Direction
Omit the pictures from the entries below and retype everything else exactly.

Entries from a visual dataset
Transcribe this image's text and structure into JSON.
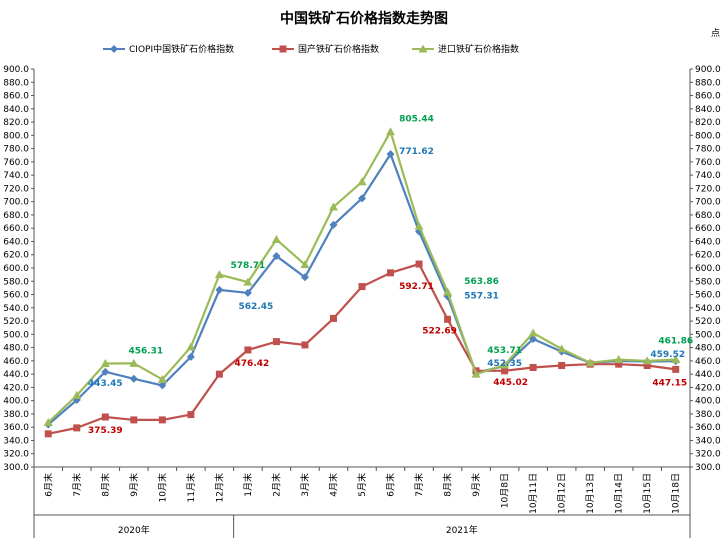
{
  "chart_data": {
    "type": "line",
    "title": "中国铁矿石价格指数走势图",
    "corner_label": "点",
    "categories": [
      "6月末",
      "7月末",
      "8月末",
      "9月末",
      "10月末",
      "11月末",
      "12月末",
      "1月末",
      "2月末",
      "3月末",
      "4月末",
      "5月末",
      "6月末",
      "7月末",
      "8月末",
      "9月末",
      "10月8日",
      "10月11日",
      "10月12日",
      "10月13日",
      "10月14日",
      "10月15日",
      "10月18日"
    ],
    "year_groups": [
      {
        "label": "2020年",
        "start": 0,
        "end": 6
      },
      {
        "label": "2021年",
        "start": 7,
        "end": 22
      }
    ],
    "ylim": [
      300,
      900
    ],
    "ystep": 20,
    "y_tick_labels": [
      "300.0",
      "320.0",
      "340.0",
      "360.0",
      "380.0",
      "400.0",
      "420.0",
      "440.0",
      "460.0",
      "480.0",
      "500.0",
      "520.0",
      "540.0",
      "560.0",
      "580.0",
      "600.0",
      "620.0",
      "640.0",
      "660.0",
      "680.0",
      "700.0",
      "720.0",
      "740.0",
      "760.0",
      "780.0",
      "800.0",
      "820.0",
      "840.0",
      "860.0",
      "880.0",
      "900.0"
    ],
    "grid": false,
    "legend_position": "top",
    "series": [
      {
        "name": "CIOPI中国铁矿石价格指数",
        "color": "#4f81bd",
        "marker": "diamond",
        "values": [
          364,
          401,
          443.45,
          433,
          423,
          466,
          567,
          562.45,
          618,
          586,
          665,
          705,
          771.62,
          655,
          557.31,
          442,
          452.35,
          493,
          474,
          457,
          460,
          459,
          459.52
        ]
      },
      {
        "name": "国产铁矿石价格指数",
        "color": "#c0504d",
        "marker": "square",
        "values": [
          350,
          359,
          375.39,
          371,
          371,
          379,
          440,
          476.42,
          489,
          484,
          524,
          572,
          592.71,
          606,
          522.69,
          445,
          445.02,
          450,
          453,
          455,
          455,
          453,
          447.15
        ]
      },
      {
        "name": "进口铁矿石价格指数",
        "color": "#9bbb59",
        "marker": "triangle",
        "values": [
          367,
          408,
          456,
          456.31,
          432,
          481,
          590,
          578.71,
          643,
          605,
          692,
          730,
          805.44,
          663,
          563.86,
          440,
          453.71,
          502,
          478,
          457,
          462,
          460,
          461.86
        ]
      }
    ],
    "annotations": [
      {
        "series": 0,
        "index": 2,
        "text": "443.45",
        "color": "#1f77b4"
      },
      {
        "series": 2,
        "index": 3,
        "text": "456.31",
        "color": "#00a050"
      },
      {
        "series": 1,
        "index": 2,
        "text": "375.39",
        "color": "#c00000"
      },
      {
        "series": 2,
        "index": 7,
        "text": "578.71",
        "color": "#00a050"
      },
      {
        "series": 0,
        "index": 7,
        "text": "562.45",
        "color": "#1f77b4"
      },
      {
        "series": 1,
        "index": 7,
        "text": "476.42",
        "color": "#c00000"
      },
      {
        "series": 2,
        "index": 12,
        "text": "805.44",
        "color": "#00a050"
      },
      {
        "series": 0,
        "index": 12,
        "text": "771.62",
        "color": "#1f77b4"
      },
      {
        "series": 1,
        "index": 12,
        "text": "592.71",
        "color": "#c00000"
      },
      {
        "series": 2,
        "index": 14,
        "text": "563.86",
        "color": "#00a050"
      },
      {
        "series": 0,
        "index": 14,
        "text": "557.31",
        "color": "#1f77b4"
      },
      {
        "series": 1,
        "index": 14,
        "text": "522.69",
        "color": "#c00000"
      },
      {
        "series": 2,
        "index": 16,
        "text": "453.71",
        "color": "#00a050"
      },
      {
        "series": 0,
        "index": 16,
        "text": "452.35",
        "color": "#1f77b4"
      },
      {
        "series": 1,
        "index": 16,
        "text": "445.02",
        "color": "#c00000"
      },
      {
        "series": 2,
        "index": 22,
        "text": "461.86",
        "color": "#00a050"
      },
      {
        "series": 0,
        "index": 22,
        "text": "459.52",
        "color": "#1f77b4"
      },
      {
        "series": 1,
        "index": 22,
        "text": "447.15",
        "color": "#c00000"
      }
    ]
  }
}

Exercise answer
Transcribe this image's text and structure into JSON.
{
  "chart_data": {
    "type": "line",
    "title": "中国铁矿石价格指数走势图",
    "corner_label": "点",
    "categories": [
      "6月末",
      "7月末",
      "8月末",
      "9月末",
      "10月末",
      "11月末",
      "12月末",
      "1月末",
      "2月末",
      "3月末",
      "4月末",
      "5月末",
      "6月末",
      "7月末",
      "8月末",
      "9月末",
      "10月8日",
      "10月11日",
      "10月12日",
      "10月13日",
      "10月14日",
      "10月15日",
      "10月18日"
    ],
    "year_groups": [
      {
        "label": "2020年",
        "start": 0,
        "end": 6
      },
      {
        "label": "2021年",
        "start": 7,
        "end": 22
      }
    ],
    "ylim": [
      300,
      900
    ],
    "ystep": 20,
    "y_tick_labels": [
      "300.0",
      "320.0",
      "340.0",
      "360.0",
      "380.0",
      "400.0",
      "420.0",
      "440.0",
      "460.0",
      "480.0",
      "500.0",
      "520.0",
      "540.0",
      "560.0",
      "580.0",
      "600.0",
      "620.0",
      "640.0",
      "660.0",
      "680.0",
      "700.0",
      "720.0",
      "740.0",
      "760.0",
      "780.0",
      "800.0",
      "820.0",
      "840.0",
      "860.0",
      "880.0",
      "900.0"
    ],
    "grid": false,
    "legend_position": "top",
    "series": [
      {
        "name": "CIOPI中国铁矿石价格指数",
        "color": "#4f81bd",
        "marker": "diamond",
        "values": [
          364,
          401,
          443.45,
          433,
          423,
          466,
          567,
          562.45,
          618,
          586,
          665,
          705,
          771.62,
          655,
          557.31,
          442,
          452.35,
          493,
          474,
          457,
          460,
          459,
          459.52
        ]
      },
      {
        "name": "国产铁矿石价格指数",
        "color": "#c0504d",
        "marker": "square",
        "values": [
          350,
          359,
          375.39,
          371,
          371,
          379,
          440,
          476.42,
          489,
          484,
          524,
          572,
          592.71,
          606,
          522.69,
          445,
          445.02,
          450,
          453,
          455,
          455,
          453,
          447.15
        ]
      },
      {
        "name": "进口铁矿石价格指数",
        "color": "#9bbb59",
        "marker": "triangle",
        "values": [
          367,
          408,
          456,
          456.31,
          432,
          481,
          590,
          578.71,
          643,
          605,
          692,
          730,
          805.44,
          663,
          563.86,
          440,
          453.71,
          502,
          478,
          457,
          462,
          460,
          461.86
        ]
      }
    ],
    "annotations": [
      {
        "series": 0,
        "index": 2,
        "text": "443.45",
        "color": "#1f77b4"
      },
      {
        "series": 2,
        "index": 3,
        "text": "456.31",
        "color": "#00a050"
      },
      {
        "series": 1,
        "index": 2,
        "text": "375.39",
        "color": "#c00000"
      },
      {
        "series": 2,
        "index": 7,
        "text": "578.71",
        "color": "#00a050"
      },
      {
        "series": 0,
        "index": 7,
        "text": "562.45",
        "color": "#1f77b4"
      },
      {
        "series": 1,
        "index": 7,
        "text": "476.42",
        "color": "#c00000"
      },
      {
        "series": 2,
        "index": 12,
        "text": "805.44",
        "color": "#00a050"
      },
      {
        "series": 0,
        "index": 12,
        "text": "771.62",
        "color": "#1f77b4"
      },
      {
        "series": 1,
        "index": 12,
        "text": "592.71",
        "color": "#c00000"
      },
      {
        "series": 2,
        "index": 14,
        "text": "563.86",
        "color": "#00a050"
      },
      {
        "series": 0,
        "index": 14,
        "text": "557.31",
        "color": "#1f77b4"
      },
      {
        "series": 1,
        "index": 14,
        "text": "522.69",
        "color": "#c00000"
      },
      {
        "series": 2,
        "index": 16,
        "text": "453.71",
        "color": "#00a050"
      },
      {
        "series": 0,
        "index": 16,
        "text": "452.35",
        "color": "#1f77b4"
      },
      {
        "series": 1,
        "index": 16,
        "text": "445.02",
        "color": "#c00000"
      },
      {
        "series": 2,
        "index": 22,
        "text": "461.86",
        "color": "#00a050"
      },
      {
        "series": 0,
        "index": 22,
        "text": "459.52",
        "color": "#1f77b4"
      },
      {
        "series": 1,
        "index": 22,
        "text": "447.15",
        "color": "#c00000"
      }
    ]
  }
}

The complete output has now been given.